Excerpted data:
· · · ·

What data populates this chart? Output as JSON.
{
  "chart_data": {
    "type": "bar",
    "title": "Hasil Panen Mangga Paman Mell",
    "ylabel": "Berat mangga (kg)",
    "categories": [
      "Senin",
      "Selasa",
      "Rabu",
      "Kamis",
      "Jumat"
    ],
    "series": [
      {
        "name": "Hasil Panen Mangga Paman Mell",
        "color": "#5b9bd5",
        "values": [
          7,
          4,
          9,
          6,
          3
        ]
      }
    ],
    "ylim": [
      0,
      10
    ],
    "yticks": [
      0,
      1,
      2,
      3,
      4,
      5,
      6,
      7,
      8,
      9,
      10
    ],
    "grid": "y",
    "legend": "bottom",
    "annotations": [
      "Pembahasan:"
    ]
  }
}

· · · ·

Task to carry out:
In full and verbatim, repeat the records given above.

Reply:
What data populates this chart? Output as JSON.
{
  "chart_data": {
    "type": "bar",
    "title": "Hasil Panen Mangga Paman Mell",
    "ylabel": "Berat mangga (kg)",
    "categories": [
      "Senin",
      "Selasa",
      "Rabu",
      "Kamis",
      "Jumat"
    ],
    "series": [
      {
        "name": "Hasil Panen Mangga Paman Mell",
        "color": "#5b9bd5",
        "values": [
          7,
          4,
          9,
          6,
          3
        ]
      }
    ],
    "ylim": [
      0,
      10
    ],
    "yticks": [
      0,
      1,
      2,
      3,
      4,
      5,
      6,
      7,
      8,
      9,
      10
    ],
    "grid": "y",
    "legend": "bottom",
    "annotations": [
      "Pembahasan:"
    ]
  }
}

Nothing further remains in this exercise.